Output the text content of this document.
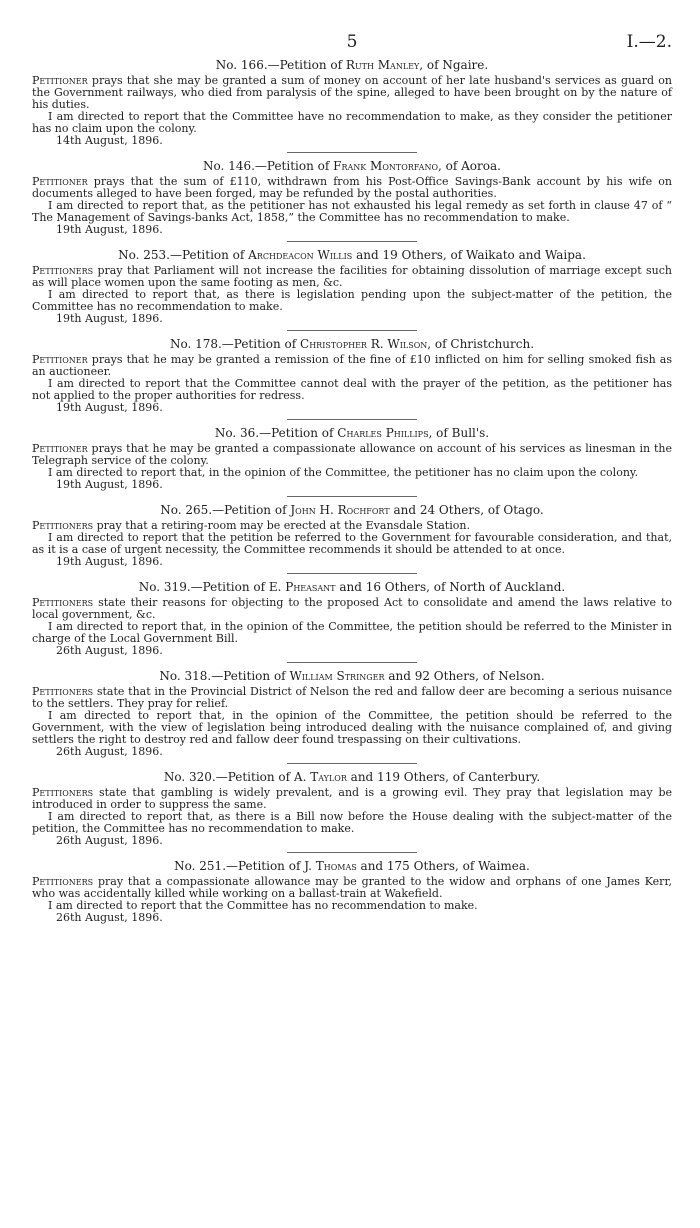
5	I.—2.
No. 166.—Petition of Ruth Manley, of Ngaire.

Petitioner prays that she may be granted a sum of money on account of her late husband's services as guard on the Government railways, who died from paralysis of the spine, alleged to have been brought on by the nature of his duties.

I am directed to report that the Committee have no recommendation to make, as they consider the petitioner has no claim upon the colony.

14th August, 1896.
No. 146.—Petition of Frank Montorfano, of Aoroa.

Petitioner prays that the sum of £110, withdrawn from his Post-Office Savings-Bank account by his wife on documents alleged to have been forged, may be refunded by the postal authorities.

I am directed to report that, as the petitioner has not exhausted his legal remedy as set forth in clause 47 of “ The Management of Savings-banks Act, 1858,” the Committee has no recommendation to make.

19th August, 1896.
No. 253.—Petition of Archdeacon Willis and 19 Others, of Waikato and Waipa.

Petitioners pray that Parliament will not increase the facilities for obtaining dissolution of marriage except such as will place women upon the same footing as men, &c.

I am directed to report that, as there is legislation pending upon the subject-matter of the petition, the Committee has no recommendation to make.

19th August, 1896.
No. 178.—Petition of Christopher R. Wilson, of Christchurch.

Petitioner prays that he may be granted a remission of the fine of £10 inflicted on him for selling smoked fish as an auctioneer.

I am directed to report that the Committee cannot deal with the prayer of the petition, as the petitioner has not applied to the proper authorities for redress.

19th August, 1896.
No. 36.—Petition of Charles Phillips, of Bull's.

Petitioner prays that he may be granted a compassionate allowance on account of his services as linesman in the Telegraph service of the colony.

I am directed to report that, in the opinion of the Committee, the petitioner has no claim upon the colony.

19th August, 1896.
No. 265.—Petition of John H. Rochfort and 24 Others, of Otago.

Petitioners pray that a retiring-room may be erected at the Evansdale Station.

I am directed to report that the petition be referred to the Government for favourable consideration, and that, as it is a case of urgent necessity, the Committee recommends it should be attended to at once.

19th August, 1896.
No. 319.—Petition of E. Pheasant and 16 Others, of North of Auckland.

Petitioners state their reasons for objecting to the proposed Act to consolidate and amend the laws relative to local government, &c.

I am directed to report that, in the opinion of the Committee, the petition should be referred to the Minister in charge of the Local Government Bill.

26th August, 1896.
No. 318.—Petition of William Stringer and 92 Others, of Nelson.

Petitioners state that in the Provincial District of Nelson the red and fallow deer are becoming a serious nuisance to the settlers. They pray for relief.

I am directed to report that, in the opinion of the Committee, the petition should be referred to the Government, with the view of legislation being introduced dealing with the nuisance complained of, and giving settlers the right to destroy red and fallow deer found trespassing on their cultivations.

26th August, 1896.
No. 320.—Petition of A. Taylor and 119 Others, of Canterbury.

Petitioners state that gambling is widely prevalent, and is a growing evil. They pray that legislation may be introduced in order to suppress the same.

I am directed to report that, as there is a Bill now before the House dealing with the subject-matter of the petition, the Committee has no recommendation to make.

26th August, 1896.
No. 251.—Petition of J. Thomas and 175 Others, of Waimea.

Petitioners pray that a compassionate allowance may be granted to the widow and orphans of one James Kerr, who was accidentally killed while working on a ballast-train at Wakefield.

I am directed to report that the Committee has no recommendation to make.

26th August, 1896.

* * * * * * * * *

Write out the listing above again, exactly, but with no pictures in the copy.

### Solution
Output the text content of this document.
5	I.—2.
No. 166.—Petition of Ruth Manley, of Ngaire.

Petitioner prays that she may be granted a sum of money on account of her late husband's services as guard on the Government railways, who died from paralysis of the spine, alleged to have been brought on by the nature of his duties.

I am directed to report that the Committee have no recommendation to make, as they consider the petitioner has no claim upon the colony.

14th August, 1896.
No. 146.—Petition of Frank Montorfano, of Aoroa.

Petitioner prays that the sum of £110, withdrawn from his Post-Office Savings-Bank account by his wife on documents alleged to have been forged, may be refunded by the postal authorities.

I am directed to report that, as the petitioner has not exhausted his legal remedy as set forth in clause 47 of “ The Management of Savings-banks Act, 1858,” the Committee has no recommendation to make.

19th August, 1896.
No. 253.—Petition of Archdeacon Willis and 19 Others, of Waikato and Waipa.

Petitioners pray that Parliament will not increase the facilities for obtaining dissolution of marriage except such as will place women upon the same footing as men, &c.

I am directed to report that, as there is legislation pending upon the subject-matter of the petition, the Committee has no recommendation to make.

19th August, 1896.
No. 178.—Petition of Christopher R. Wilson, of Christchurch.

Petitioner prays that he may be granted a remission of the fine of £10 inflicted on him for selling smoked fish as an auctioneer.

I am directed to report that the Committee cannot deal with the prayer of the petition, as the petitioner has not applied to the proper authorities for redress.

19th August, 1896.
No. 36.—Petition of Charles Phillips, of Bull's.

Petitioner prays that he may be granted a compassionate allowance on account of his services as linesman in the Telegraph service of the colony.

I am directed to report that, in the opinion of the Committee, the petitioner has no claim upon the colony.

19th August, 1896.
No. 265.—Petition of John H. Rochfort and 24 Others, of Otago.

Petitioners pray that a retiring-room may be erected at the Evansdale Station.

I am directed to report that the petition be referred to the Government for favourable consideration, and that, as it is a case of urgent necessity, the Committee recommends it should be attended to at once.

19th August, 1896.
No. 319.—Petition of E. Pheasant and 16 Others, of North of Auckland.

Petitioners state their reasons for objecting to the proposed Act to consolidate and amend the laws relative to local government, &c.

I am directed to report that, in the opinion of the Committee, the petition should be referred to the Minister in charge of the Local Government Bill.

26th August, 1896.
No. 318.—Petition of William Stringer and 92 Others, of Nelson.

Petitioners state that in the Provincial District of Nelson the red and fallow deer are becoming a serious nuisance to the settlers. They pray for relief.

I am directed to report that, in the opinion of the Committee, the petition should be referred to the Government, with the view of legislation being introduced dealing with the nuisance complained of, and giving settlers the right to destroy red and fallow deer found trespassing on their cultivations.

26th August, 1896.
No. 320.—Petition of A. Taylor and 119 Others, of Canterbury.

Petitioners state that gambling is widely prevalent, and is a growing evil. They pray that legislation may be introduced in order to suppress the same.

I am directed to report that, as there is a Bill now before the House dealing with the subject-matter of the petition, the Committee has no recommendation to make.

26th August, 1896.
No. 251.—Petition of J. Thomas and 175 Others, of Waimea.

Petitioners pray that a compassionate allowance may be granted to the widow and orphans of one James Kerr, who was accidentally killed while working on a ballast-train at Wakefield.

I am directed to report that the Committee has no recommendation to make.

26th August, 1896.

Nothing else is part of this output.